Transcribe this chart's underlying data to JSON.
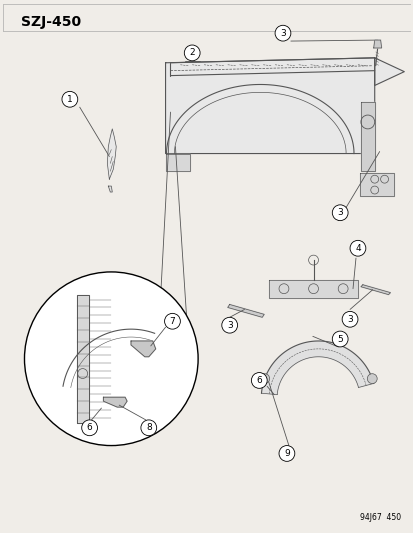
{
  "title": "SZJ-450",
  "footer": "94J67  450",
  "bg_color": "#f0ede8",
  "label_color": "#000000",
  "line_color": "#555555",
  "fig_w": 4.14,
  "fig_h": 5.33,
  "dpi": 100
}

▶ [Objective] Keep the pictures out of the copy and write out the data exactly as it stands.

▶ [Answer to this task]
Transcribe this chart's underlying data to JSON.
{
  "title": "SZJ-450",
  "footer": "94J67  450",
  "bg_color": "#f0ede8",
  "label_color": "#000000",
  "line_color": "#555555",
  "fig_w": 4.14,
  "fig_h": 5.33,
  "dpi": 100
}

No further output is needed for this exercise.